DATA SHOWN:
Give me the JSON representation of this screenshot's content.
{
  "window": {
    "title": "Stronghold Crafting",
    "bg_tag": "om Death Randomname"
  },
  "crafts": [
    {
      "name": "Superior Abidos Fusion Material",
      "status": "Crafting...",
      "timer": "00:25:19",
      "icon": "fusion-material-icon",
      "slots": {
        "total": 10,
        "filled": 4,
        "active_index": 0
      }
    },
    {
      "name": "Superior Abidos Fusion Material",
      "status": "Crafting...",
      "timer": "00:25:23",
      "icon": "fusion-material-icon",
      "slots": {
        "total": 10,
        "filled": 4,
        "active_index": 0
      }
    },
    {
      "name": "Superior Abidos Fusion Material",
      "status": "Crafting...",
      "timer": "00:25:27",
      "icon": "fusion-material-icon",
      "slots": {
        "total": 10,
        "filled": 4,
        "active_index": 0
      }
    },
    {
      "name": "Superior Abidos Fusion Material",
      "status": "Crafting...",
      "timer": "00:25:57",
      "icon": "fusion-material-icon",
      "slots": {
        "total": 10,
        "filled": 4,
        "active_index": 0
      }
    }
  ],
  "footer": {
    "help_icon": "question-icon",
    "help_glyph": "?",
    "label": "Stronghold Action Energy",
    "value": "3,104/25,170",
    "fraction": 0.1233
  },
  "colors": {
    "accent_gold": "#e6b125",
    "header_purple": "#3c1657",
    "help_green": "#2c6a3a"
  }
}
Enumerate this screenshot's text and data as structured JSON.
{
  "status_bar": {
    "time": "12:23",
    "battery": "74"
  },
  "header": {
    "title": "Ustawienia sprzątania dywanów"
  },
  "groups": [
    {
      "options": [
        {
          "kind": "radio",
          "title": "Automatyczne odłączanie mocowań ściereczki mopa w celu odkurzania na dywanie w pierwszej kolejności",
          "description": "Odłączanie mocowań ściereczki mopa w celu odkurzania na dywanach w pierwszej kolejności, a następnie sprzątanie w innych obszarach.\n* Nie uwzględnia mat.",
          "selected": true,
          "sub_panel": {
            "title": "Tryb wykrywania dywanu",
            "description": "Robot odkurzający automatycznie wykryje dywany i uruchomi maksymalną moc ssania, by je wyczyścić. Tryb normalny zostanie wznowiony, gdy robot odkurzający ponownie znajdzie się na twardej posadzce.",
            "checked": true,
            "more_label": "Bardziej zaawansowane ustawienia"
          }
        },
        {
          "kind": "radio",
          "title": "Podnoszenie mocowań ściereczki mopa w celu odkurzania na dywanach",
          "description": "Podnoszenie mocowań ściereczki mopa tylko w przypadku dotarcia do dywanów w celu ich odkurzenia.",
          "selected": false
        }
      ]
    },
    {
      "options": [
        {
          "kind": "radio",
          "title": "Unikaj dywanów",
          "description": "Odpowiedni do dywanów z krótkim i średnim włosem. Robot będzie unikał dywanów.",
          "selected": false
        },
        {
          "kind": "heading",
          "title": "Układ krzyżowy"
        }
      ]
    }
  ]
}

TASK DIRECTIONS:
Gather each line in these records that contains the string "mopa".

FINISHED TASK:
          "title": "Automatyczne odłączanie mocowań ściereczki mopa w celu odkurzania na dywanie w pierwszej kolejności",
          "description": "Odłączanie mocowań ściereczki mopa w celu odkurzania na dywanach w pierwszej kolejności, a następnie sprzątanie w innych obszarach.\n* Nie uwzględnia mat.",
          "title": "Podnoszenie mocowań ściereczki mopa w celu odkurzania na dywanach",
          "description": "Podnoszenie mocowań ściereczki mopa tylko w przypadku dotarcia do dywanów w celu ich odkurzenia.",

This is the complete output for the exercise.